**WHAT NEEDS TO BE DONE:** Reproduce the complete listing without any deviation.

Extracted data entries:
= = = = = = =

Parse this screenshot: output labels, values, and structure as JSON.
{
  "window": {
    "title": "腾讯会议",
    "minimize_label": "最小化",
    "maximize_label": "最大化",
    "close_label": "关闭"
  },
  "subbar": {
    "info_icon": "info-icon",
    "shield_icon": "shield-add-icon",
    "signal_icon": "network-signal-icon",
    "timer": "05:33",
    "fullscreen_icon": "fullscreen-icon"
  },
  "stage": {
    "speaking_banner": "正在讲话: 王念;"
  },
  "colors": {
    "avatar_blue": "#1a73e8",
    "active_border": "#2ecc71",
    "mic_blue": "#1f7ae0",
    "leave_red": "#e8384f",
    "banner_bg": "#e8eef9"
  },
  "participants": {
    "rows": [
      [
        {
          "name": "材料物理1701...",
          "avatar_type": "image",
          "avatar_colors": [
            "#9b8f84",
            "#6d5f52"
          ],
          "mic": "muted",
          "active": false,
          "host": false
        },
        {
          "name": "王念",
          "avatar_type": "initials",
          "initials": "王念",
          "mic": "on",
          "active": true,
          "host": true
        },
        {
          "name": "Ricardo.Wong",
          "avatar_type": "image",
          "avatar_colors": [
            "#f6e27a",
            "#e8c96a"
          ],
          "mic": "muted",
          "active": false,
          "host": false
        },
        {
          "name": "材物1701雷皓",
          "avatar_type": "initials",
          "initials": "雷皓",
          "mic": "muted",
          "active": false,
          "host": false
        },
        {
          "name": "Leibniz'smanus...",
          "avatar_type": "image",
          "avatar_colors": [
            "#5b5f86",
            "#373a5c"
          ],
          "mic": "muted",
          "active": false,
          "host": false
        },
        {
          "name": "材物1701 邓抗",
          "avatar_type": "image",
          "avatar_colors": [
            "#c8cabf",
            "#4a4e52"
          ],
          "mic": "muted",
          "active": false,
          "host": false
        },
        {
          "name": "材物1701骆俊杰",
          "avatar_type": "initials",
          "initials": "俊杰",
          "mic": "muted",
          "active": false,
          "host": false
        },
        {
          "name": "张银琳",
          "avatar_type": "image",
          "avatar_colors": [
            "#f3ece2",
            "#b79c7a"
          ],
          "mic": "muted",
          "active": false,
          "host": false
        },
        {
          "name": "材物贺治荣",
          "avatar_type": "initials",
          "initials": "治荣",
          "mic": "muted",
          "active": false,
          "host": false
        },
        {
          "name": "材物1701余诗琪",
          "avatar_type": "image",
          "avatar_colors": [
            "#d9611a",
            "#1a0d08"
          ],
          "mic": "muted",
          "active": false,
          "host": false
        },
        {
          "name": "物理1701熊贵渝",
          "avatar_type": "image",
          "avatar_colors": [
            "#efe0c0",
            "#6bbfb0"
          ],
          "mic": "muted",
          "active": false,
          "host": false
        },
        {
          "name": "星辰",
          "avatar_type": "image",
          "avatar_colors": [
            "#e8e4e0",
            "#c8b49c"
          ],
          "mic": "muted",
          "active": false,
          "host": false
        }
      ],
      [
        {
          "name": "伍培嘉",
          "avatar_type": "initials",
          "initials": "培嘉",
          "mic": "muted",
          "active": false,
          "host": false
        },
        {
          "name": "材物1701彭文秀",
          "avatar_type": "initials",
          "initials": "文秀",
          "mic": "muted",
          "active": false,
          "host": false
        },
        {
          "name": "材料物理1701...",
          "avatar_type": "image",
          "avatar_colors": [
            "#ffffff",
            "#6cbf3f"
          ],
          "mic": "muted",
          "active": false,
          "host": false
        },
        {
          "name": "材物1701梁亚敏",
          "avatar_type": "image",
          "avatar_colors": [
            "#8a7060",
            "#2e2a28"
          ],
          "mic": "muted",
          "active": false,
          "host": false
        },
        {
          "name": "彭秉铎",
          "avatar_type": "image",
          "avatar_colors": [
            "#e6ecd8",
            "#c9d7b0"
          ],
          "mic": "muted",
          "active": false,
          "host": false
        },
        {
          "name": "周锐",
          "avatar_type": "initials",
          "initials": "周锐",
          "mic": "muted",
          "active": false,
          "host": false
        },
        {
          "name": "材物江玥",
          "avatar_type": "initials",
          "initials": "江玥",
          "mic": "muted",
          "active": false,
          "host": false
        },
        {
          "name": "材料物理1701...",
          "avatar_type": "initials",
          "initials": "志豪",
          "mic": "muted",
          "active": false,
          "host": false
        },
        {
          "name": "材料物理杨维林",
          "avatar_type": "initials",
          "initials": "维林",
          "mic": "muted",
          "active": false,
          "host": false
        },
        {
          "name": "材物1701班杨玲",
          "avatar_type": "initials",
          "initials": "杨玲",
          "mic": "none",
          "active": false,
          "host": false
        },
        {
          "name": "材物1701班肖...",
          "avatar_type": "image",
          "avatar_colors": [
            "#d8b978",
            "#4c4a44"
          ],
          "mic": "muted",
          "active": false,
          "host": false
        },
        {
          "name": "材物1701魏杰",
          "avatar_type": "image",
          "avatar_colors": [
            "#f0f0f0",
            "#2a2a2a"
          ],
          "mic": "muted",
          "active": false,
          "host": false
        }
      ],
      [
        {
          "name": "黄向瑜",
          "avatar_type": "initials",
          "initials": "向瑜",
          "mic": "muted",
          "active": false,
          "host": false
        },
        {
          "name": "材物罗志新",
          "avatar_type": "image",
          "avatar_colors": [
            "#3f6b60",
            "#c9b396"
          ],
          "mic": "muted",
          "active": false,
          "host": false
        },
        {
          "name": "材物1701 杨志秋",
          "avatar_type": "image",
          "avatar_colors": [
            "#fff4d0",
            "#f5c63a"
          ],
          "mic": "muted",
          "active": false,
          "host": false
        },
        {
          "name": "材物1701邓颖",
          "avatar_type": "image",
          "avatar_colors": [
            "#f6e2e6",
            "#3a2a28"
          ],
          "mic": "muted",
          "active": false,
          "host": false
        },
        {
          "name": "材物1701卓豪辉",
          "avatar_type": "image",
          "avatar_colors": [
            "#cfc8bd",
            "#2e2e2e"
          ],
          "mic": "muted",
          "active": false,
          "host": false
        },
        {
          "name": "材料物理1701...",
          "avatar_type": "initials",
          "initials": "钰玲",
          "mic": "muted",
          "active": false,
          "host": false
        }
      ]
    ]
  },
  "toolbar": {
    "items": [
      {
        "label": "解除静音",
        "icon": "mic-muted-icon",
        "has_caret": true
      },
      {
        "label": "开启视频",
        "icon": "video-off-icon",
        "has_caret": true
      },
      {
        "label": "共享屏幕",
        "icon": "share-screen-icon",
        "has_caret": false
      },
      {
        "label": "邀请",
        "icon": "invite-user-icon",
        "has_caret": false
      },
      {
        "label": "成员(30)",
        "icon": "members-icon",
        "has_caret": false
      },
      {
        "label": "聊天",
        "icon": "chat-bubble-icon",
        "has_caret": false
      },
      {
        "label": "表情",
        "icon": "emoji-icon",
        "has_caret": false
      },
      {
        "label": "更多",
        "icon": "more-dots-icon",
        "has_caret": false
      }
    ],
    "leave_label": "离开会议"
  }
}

= = = = = = =

**SOLUTION BELOW:**
Parse this screenshot: output labels, values, and structure as JSON.
{
  "window": {
    "title": "腾讯会议",
    "minimize_label": "最小化",
    "maximize_label": "最大化",
    "close_label": "关闭"
  },
  "subbar": {
    "info_icon": "info-icon",
    "shield_icon": "shield-add-icon",
    "signal_icon": "network-signal-icon",
    "timer": "05:33",
    "fullscreen_icon": "fullscreen-icon"
  },
  "stage": {
    "speaking_banner": "正在讲话: 王念;"
  },
  "colors": {
    "avatar_blue": "#1a73e8",
    "active_border": "#2ecc71",
    "mic_blue": "#1f7ae0",
    "leave_red": "#e8384f",
    "banner_bg": "#e8eef9"
  },
  "participants": {
    "rows": [
      [
        {
          "name": "材料物理1701...",
          "avatar_type": "image",
          "avatar_colors": [
            "#9b8f84",
            "#6d5f52"
          ],
          "mic": "muted",
          "active": false,
          "host": false
        },
        {
          "name": "王念",
          "avatar_type": "initials",
          "initials": "王念",
          "mic": "on",
          "active": true,
          "host": true
        },
        {
          "name": "Ricardo.Wong",
          "avatar_type": "image",
          "avatar_colors": [
            "#f6e27a",
            "#e8c96a"
          ],
          "mic": "muted",
          "active": false,
          "host": false
        },
        {
          "name": "材物1701雷皓",
          "avatar_type": "initials",
          "initials": "雷皓",
          "mic": "muted",
          "active": false,
          "host": false
        },
        {
          "name": "Leibniz'smanus...",
          "avatar_type": "image",
          "avatar_colors": [
            "#5b5f86",
            "#373a5c"
          ],
          "mic": "muted",
          "active": false,
          "host": false
        },
        {
          "name": "材物1701 邓抗",
          "avatar_type": "image",
          "avatar_colors": [
            "#c8cabf",
            "#4a4e52"
          ],
          "mic": "muted",
          "active": false,
          "host": false
        },
        {
          "name": "材物1701骆俊杰",
          "avatar_type": "initials",
          "initials": "俊杰",
          "mic": "muted",
          "active": false,
          "host": false
        },
        {
          "name": "张银琳",
          "avatar_type": "image",
          "avatar_colors": [
            "#f3ece2",
            "#b79c7a"
          ],
          "mic": "muted",
          "active": false,
          "host": false
        },
        {
          "name": "材物贺治荣",
          "avatar_type": "initials",
          "initials": "治荣",
          "mic": "muted",
          "active": false,
          "host": false
        },
        {
          "name": "材物1701余诗琪",
          "avatar_type": "image",
          "avatar_colors": [
            "#d9611a",
            "#1a0d08"
          ],
          "mic": "muted",
          "active": false,
          "host": false
        },
        {
          "name": "物理1701熊贵渝",
          "avatar_type": "image",
          "avatar_colors": [
            "#efe0c0",
            "#6bbfb0"
          ],
          "mic": "muted",
          "active": false,
          "host": false
        },
        {
          "name": "星辰",
          "avatar_type": "image",
          "avatar_colors": [
            "#e8e4e0",
            "#c8b49c"
          ],
          "mic": "muted",
          "active": false,
          "host": false
        }
      ],
      [
        {
          "name": "伍培嘉",
          "avatar_type": "initials",
          "initials": "培嘉",
          "mic": "muted",
          "active": false,
          "host": false
        },
        {
          "name": "材物1701彭文秀",
          "avatar_type": "initials",
          "initials": "文秀",
          "mic": "muted",
          "active": false,
          "host": false
        },
        {
          "name": "材料物理1701...",
          "avatar_type": "image",
          "avatar_colors": [
            "#ffffff",
            "#6cbf3f"
          ],
          "mic": "muted",
          "active": false,
          "host": false
        },
        {
          "name": "材物1701梁亚敏",
          "avatar_type": "image",
          "avatar_colors": [
            "#8a7060",
            "#2e2a28"
          ],
          "mic": "muted",
          "active": false,
          "host": false
        },
        {
          "name": "彭秉铎",
          "avatar_type": "image",
          "avatar_colors": [
            "#e6ecd8",
            "#c9d7b0"
          ],
          "mic": "muted",
          "active": false,
          "host": false
        },
        {
          "name": "周锐",
          "avatar_type": "initials",
          "initials": "周锐",
          "mic": "muted",
          "active": false,
          "host": false
        },
        {
          "name": "材物江玥",
          "avatar_type": "initials",
          "initials": "江玥",
          "mic": "muted",
          "active": false,
          "host": false
        },
        {
          "name": "材料物理1701...",
          "avatar_type": "initials",
          "initials": "志豪",
          "mic": "muted",
          "active": false,
          "host": false
        },
        {
          "name": "材料物理杨维林",
          "avatar_type": "initials",
          "initials": "维林",
          "mic": "muted",
          "active": false,
          "host": false
        },
        {
          "name": "材物1701班杨玲",
          "avatar_type": "initials",
          "initials": "杨玲",
          "mic": "none",
          "active": false,
          "host": false
        },
        {
          "name": "材物1701班肖...",
          "avatar_type": "image",
          "avatar_colors": [
            "#d8b978",
            "#4c4a44"
          ],
          "mic": "muted",
          "active": false,
          "host": false
        },
        {
          "name": "材物1701魏杰",
          "avatar_type": "image",
          "avatar_colors": [
            "#f0f0f0",
            "#2a2a2a"
          ],
          "mic": "muted",
          "active": false,
          "host": false
        }
      ],
      [
        {
          "name": "黄向瑜",
          "avatar_type": "initials",
          "initials": "向瑜",
          "mic": "muted",
          "active": false,
          "host": false
        },
        {
          "name": "材物罗志新",
          "avatar_type": "image",
          "avatar_colors": [
            "#3f6b60",
            "#c9b396"
          ],
          "mic": "muted",
          "active": false,
          "host": false
        },
        {
          "name": "材物1701 杨志秋",
          "avatar_type": "image",
          "avatar_colors": [
            "#fff4d0",
            "#f5c63a"
          ],
          "mic": "muted",
          "active": false,
          "host": false
        },
        {
          "name": "材物1701邓颖",
          "avatar_type": "image",
          "avatar_colors": [
            "#f6e2e6",
            "#3a2a28"
          ],
          "mic": "muted",
          "active": false,
          "host": false
        },
        {
          "name": "材物1701卓豪辉",
          "avatar_type": "image",
          "avatar_colors": [
            "#cfc8bd",
            "#2e2e2e"
          ],
          "mic": "muted",
          "active": false,
          "host": false
        },
        {
          "name": "材料物理1701...",
          "avatar_type": "initials",
          "initials": "钰玲",
          "mic": "muted",
          "active": false,
          "host": false
        }
      ]
    ]
  },
  "toolbar": {
    "items": [
      {
        "label": "解除静音",
        "icon": "mic-muted-icon",
        "has_caret": true
      },
      {
        "label": "开启视频",
        "icon": "video-off-icon",
        "has_caret": true
      },
      {
        "label": "共享屏幕",
        "icon": "share-screen-icon",
        "has_caret": false
      },
      {
        "label": "邀请",
        "icon": "invite-user-icon",
        "has_caret": false
      },
      {
        "label": "成员(30)",
        "icon": "members-icon",
        "has_caret": false
      },
      {
        "label": "聊天",
        "icon": "chat-bubble-icon",
        "has_caret": false
      },
      {
        "label": "表情",
        "icon": "emoji-icon",
        "has_caret": false
      },
      {
        "label": "更多",
        "icon": "more-dots-icon",
        "has_caret": false
      }
    ],
    "leave_label": "离开会议"
  }
}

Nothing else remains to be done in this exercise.